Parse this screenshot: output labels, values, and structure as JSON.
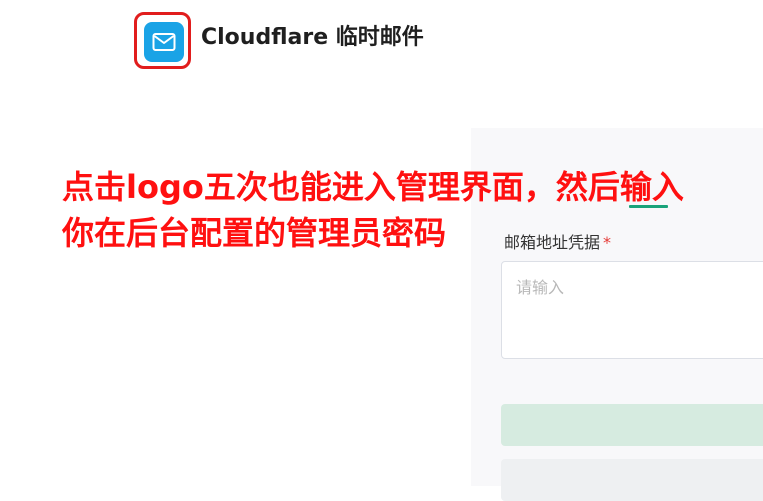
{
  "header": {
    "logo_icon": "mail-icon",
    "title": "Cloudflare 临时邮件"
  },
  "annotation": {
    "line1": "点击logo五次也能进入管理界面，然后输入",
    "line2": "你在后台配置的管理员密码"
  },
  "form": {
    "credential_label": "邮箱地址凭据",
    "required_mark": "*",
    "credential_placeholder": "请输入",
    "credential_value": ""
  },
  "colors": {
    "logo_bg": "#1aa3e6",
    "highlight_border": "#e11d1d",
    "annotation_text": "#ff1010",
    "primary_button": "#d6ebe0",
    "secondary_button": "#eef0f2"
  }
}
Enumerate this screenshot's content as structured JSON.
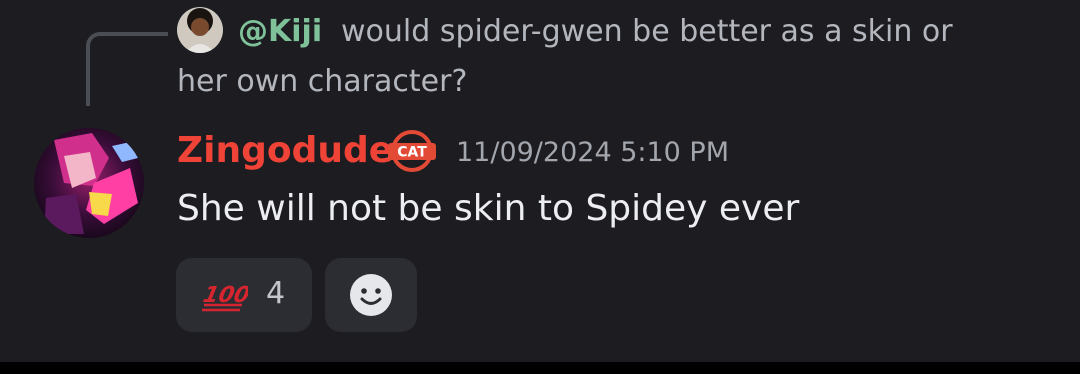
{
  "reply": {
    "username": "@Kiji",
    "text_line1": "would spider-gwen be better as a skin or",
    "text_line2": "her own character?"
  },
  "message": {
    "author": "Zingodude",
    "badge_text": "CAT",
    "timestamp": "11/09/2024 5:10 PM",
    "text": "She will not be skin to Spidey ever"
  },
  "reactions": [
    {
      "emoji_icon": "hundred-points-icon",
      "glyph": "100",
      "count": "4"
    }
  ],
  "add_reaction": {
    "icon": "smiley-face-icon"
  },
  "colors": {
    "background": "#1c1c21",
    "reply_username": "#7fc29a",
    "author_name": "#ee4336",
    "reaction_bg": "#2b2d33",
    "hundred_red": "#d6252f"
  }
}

--*--

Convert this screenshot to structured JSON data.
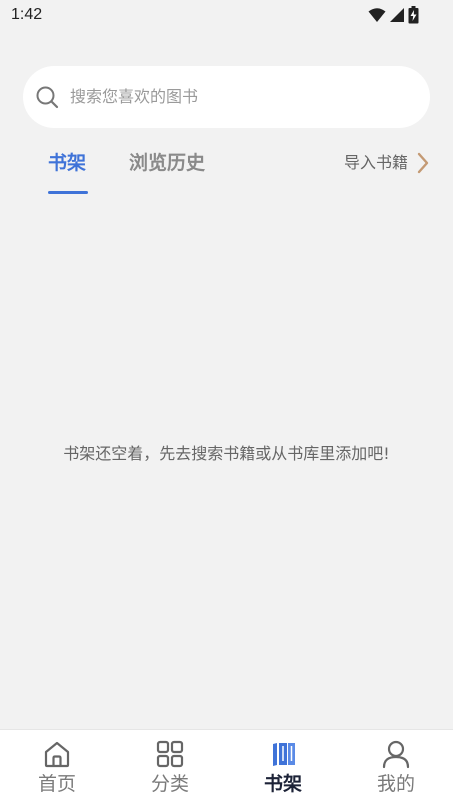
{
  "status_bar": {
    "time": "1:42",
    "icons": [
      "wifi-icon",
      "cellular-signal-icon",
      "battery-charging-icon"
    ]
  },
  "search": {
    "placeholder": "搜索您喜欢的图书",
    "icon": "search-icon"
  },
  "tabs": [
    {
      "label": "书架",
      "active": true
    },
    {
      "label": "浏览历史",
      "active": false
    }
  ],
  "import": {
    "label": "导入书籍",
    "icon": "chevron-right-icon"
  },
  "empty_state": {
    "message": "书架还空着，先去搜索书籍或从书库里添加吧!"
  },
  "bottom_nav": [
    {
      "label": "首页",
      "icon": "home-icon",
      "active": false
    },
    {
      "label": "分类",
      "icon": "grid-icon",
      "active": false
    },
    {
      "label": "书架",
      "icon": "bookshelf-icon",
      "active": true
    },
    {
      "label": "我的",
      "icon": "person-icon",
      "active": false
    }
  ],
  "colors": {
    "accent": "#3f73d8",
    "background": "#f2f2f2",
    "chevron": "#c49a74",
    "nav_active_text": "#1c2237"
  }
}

--*--

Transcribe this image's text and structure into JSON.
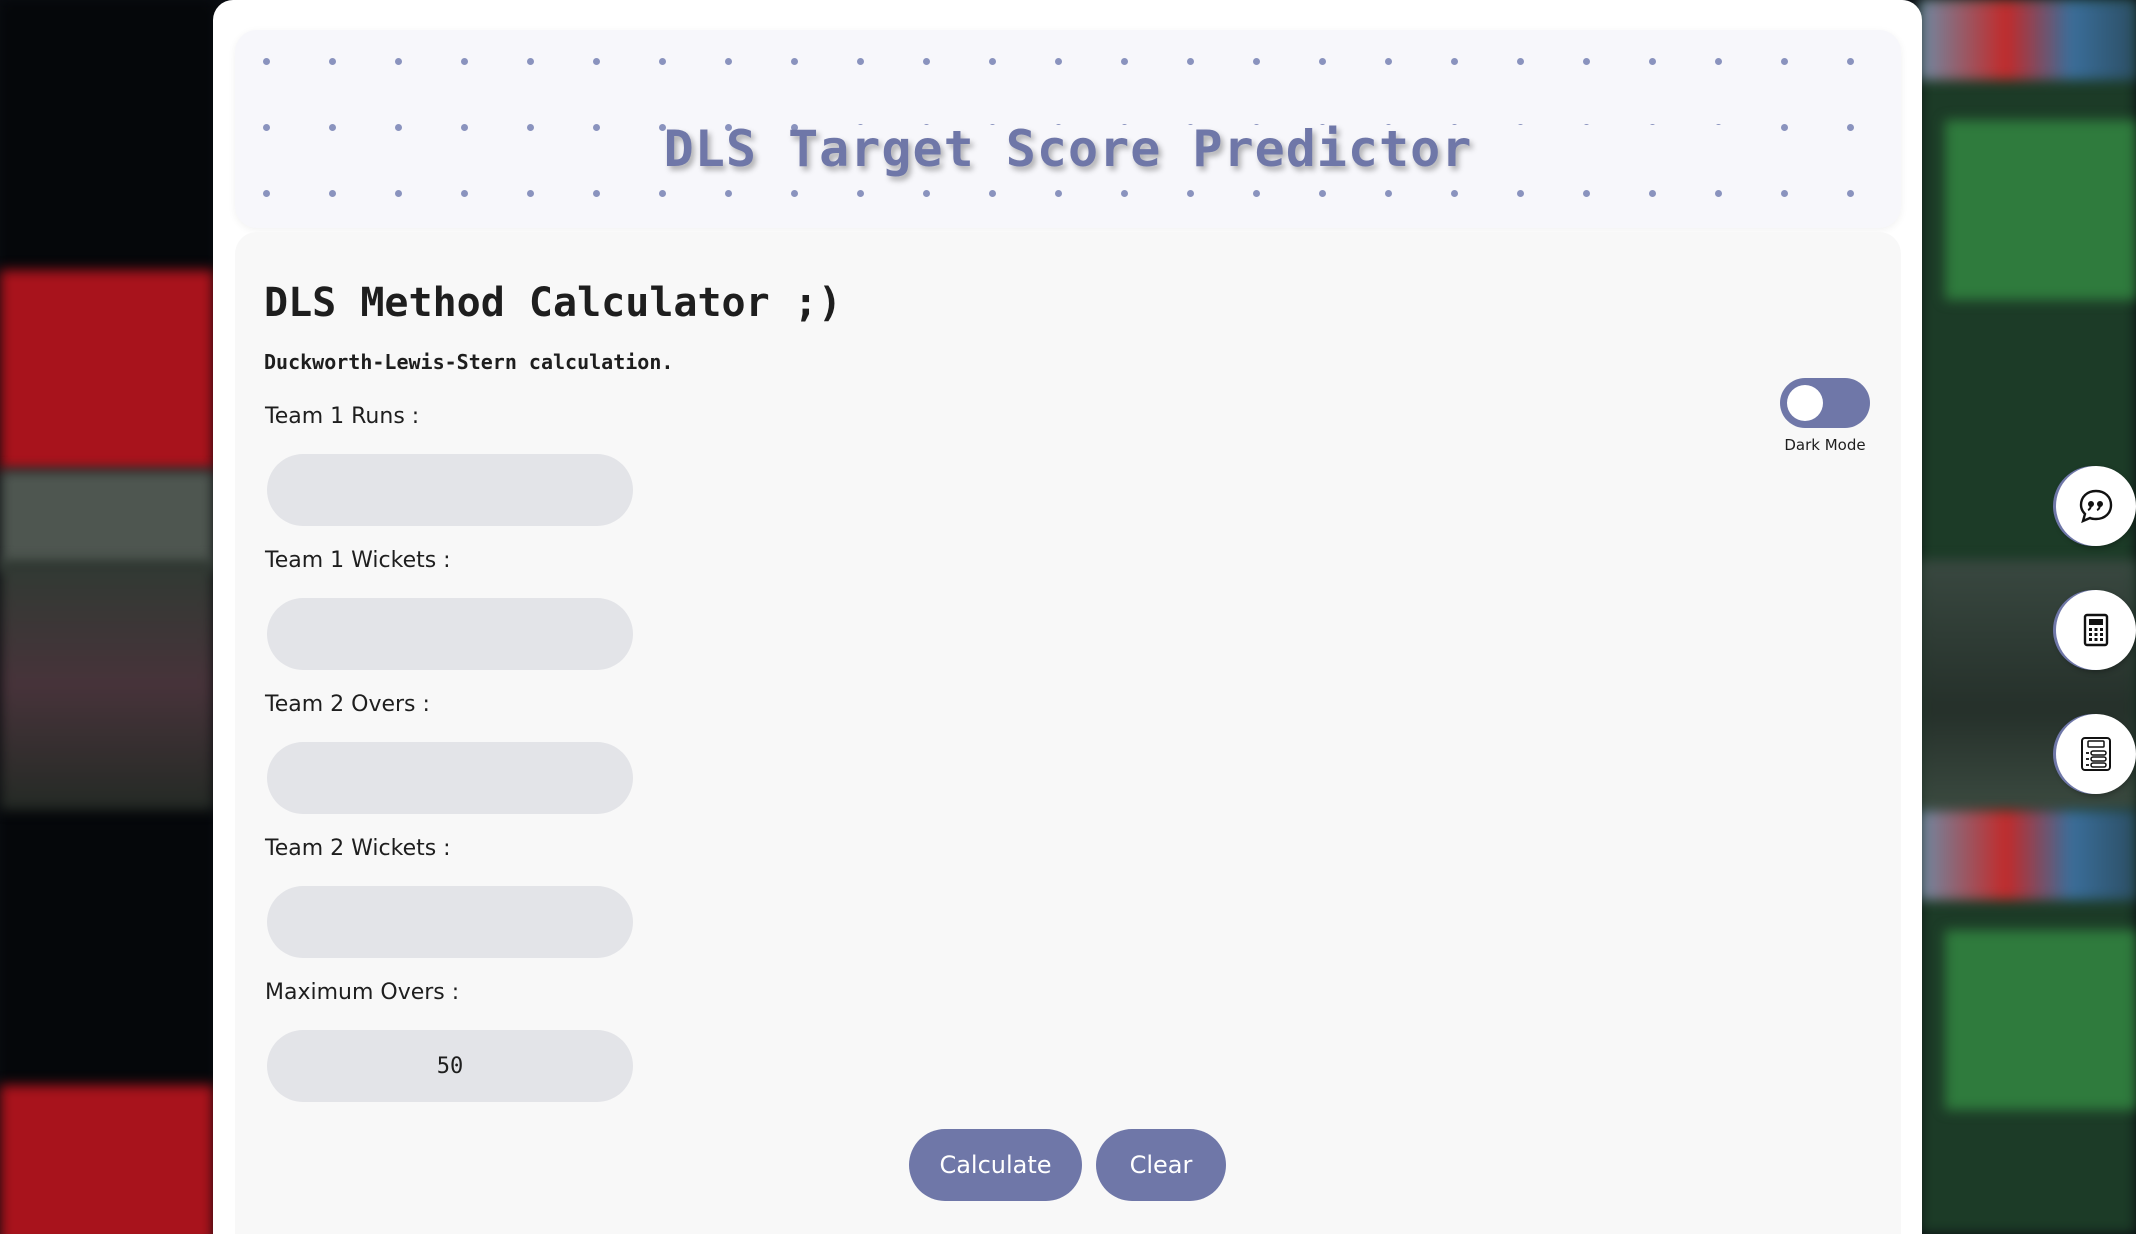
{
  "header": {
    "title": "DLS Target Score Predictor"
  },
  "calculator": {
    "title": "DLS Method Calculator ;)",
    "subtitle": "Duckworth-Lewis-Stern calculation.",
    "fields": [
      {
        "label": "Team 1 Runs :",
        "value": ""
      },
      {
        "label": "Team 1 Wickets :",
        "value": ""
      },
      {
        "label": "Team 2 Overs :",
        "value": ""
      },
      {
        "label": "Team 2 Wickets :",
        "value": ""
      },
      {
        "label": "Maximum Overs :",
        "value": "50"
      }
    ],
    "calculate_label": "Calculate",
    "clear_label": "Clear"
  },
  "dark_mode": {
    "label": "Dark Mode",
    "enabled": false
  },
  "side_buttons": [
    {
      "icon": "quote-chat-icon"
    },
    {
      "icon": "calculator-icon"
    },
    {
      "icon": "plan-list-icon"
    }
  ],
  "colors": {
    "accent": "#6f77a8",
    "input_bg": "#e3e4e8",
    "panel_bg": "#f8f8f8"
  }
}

--*--

Look through the lines above and collect those with the word "background".

    "background": "#1c1c21",
    "background": "#f2f2f2",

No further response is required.